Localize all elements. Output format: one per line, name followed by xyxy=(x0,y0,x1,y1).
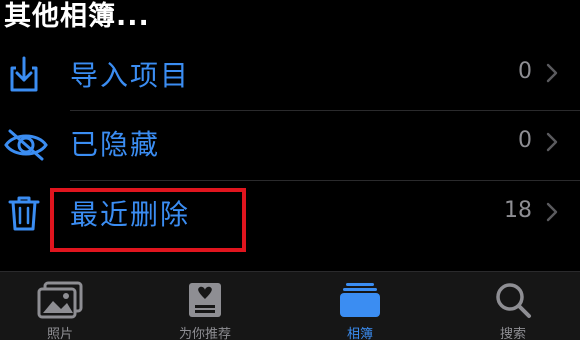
album-count: 0 xyxy=(518,128,532,153)
albums-icon xyxy=(338,281,382,323)
tab-for-you[interactable]: 为你推荐 xyxy=(145,272,265,340)
album-row-imports[interactable]: 导入项目 0 xyxy=(0,42,580,110)
photos-icon xyxy=(37,281,83,323)
album-row-hidden[interactable]: 已隐藏 0 xyxy=(0,111,580,179)
album-label: 已隐藏 xyxy=(70,128,161,161)
album-count: 0 xyxy=(518,59,532,84)
highlight-annotation-box xyxy=(50,188,246,252)
tab-bar: 照片 为你推荐 相簿 搜索 xyxy=(0,271,580,340)
chevron-right-icon xyxy=(546,63,558,83)
tab-label: 相簿 xyxy=(346,327,373,340)
tab-search[interactable]: 搜索 xyxy=(453,272,573,340)
trash-icon xyxy=(4,193,44,233)
search-icon xyxy=(494,281,532,323)
tab-albums[interactable]: 相簿 xyxy=(300,272,420,340)
hidden-eye-icon xyxy=(4,123,48,163)
section-title: 其他相簿... xyxy=(4,1,150,32)
import-icon xyxy=(4,54,44,94)
for-you-icon xyxy=(186,281,224,323)
tab-label: 照片 xyxy=(46,327,73,340)
album-label: 导入项目 xyxy=(70,59,191,92)
album-count: 18 xyxy=(504,198,532,223)
chevron-right-icon xyxy=(546,202,558,222)
chevron-right-icon xyxy=(546,132,558,152)
tab-photos[interactable]: 照片 xyxy=(0,272,120,340)
tab-label: 搜索 xyxy=(499,327,526,340)
tab-label: 为你推荐 xyxy=(178,327,231,340)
================================
• _SHORT EXERCISE_: Rename every "chevron-right-icon" in the data above to "arrow-right-icon", keeping everything else unchanged, and leave the pictures out.

• _THE RESULT_:
Localize all elements. Output format: one per line, name followed by xyxy=(x0,y0,x1,y1).
album-count: 0 xyxy=(518,128,532,153)
albums-icon xyxy=(338,281,382,323)
tab-for-you[interactable]: 为你推荐 xyxy=(145,272,265,340)
album-row-imports[interactable]: 导入项目 0 xyxy=(0,42,580,110)
photos-icon xyxy=(37,281,83,323)
album-row-hidden[interactable]: 已隐藏 0 xyxy=(0,111,580,179)
album-label: 已隐藏 xyxy=(70,128,161,161)
album-count: 0 xyxy=(518,59,532,84)
highlight-annotation-box xyxy=(50,188,246,252)
tab-bar: 照片 为你推荐 相簿 搜索 xyxy=(0,271,580,340)
arrow-right-icon xyxy=(546,63,558,83)
tab-label: 相簿 xyxy=(346,327,373,340)
tab-search[interactable]: 搜索 xyxy=(453,272,573,340)
trash-icon xyxy=(4,193,44,233)
search-icon xyxy=(494,281,532,323)
tab-albums[interactable]: 相簿 xyxy=(300,272,420,340)
hidden-eye-icon xyxy=(4,123,48,163)
section-title: 其他相簿... xyxy=(4,1,150,32)
import-icon xyxy=(4,54,44,94)
for-you-icon xyxy=(186,281,224,323)
tab-label: 照片 xyxy=(46,327,73,340)
album-label: 导入项目 xyxy=(70,59,191,92)
album-count: 18 xyxy=(504,198,532,223)
arrow-right-icon xyxy=(546,202,558,222)
arrow-right-icon xyxy=(546,132,558,152)
tab-photos[interactable]: 照片 xyxy=(0,272,120,340)
tab-label: 搜索 xyxy=(499,327,526,340)
tab-label: 为你推荐 xyxy=(178,327,231,340)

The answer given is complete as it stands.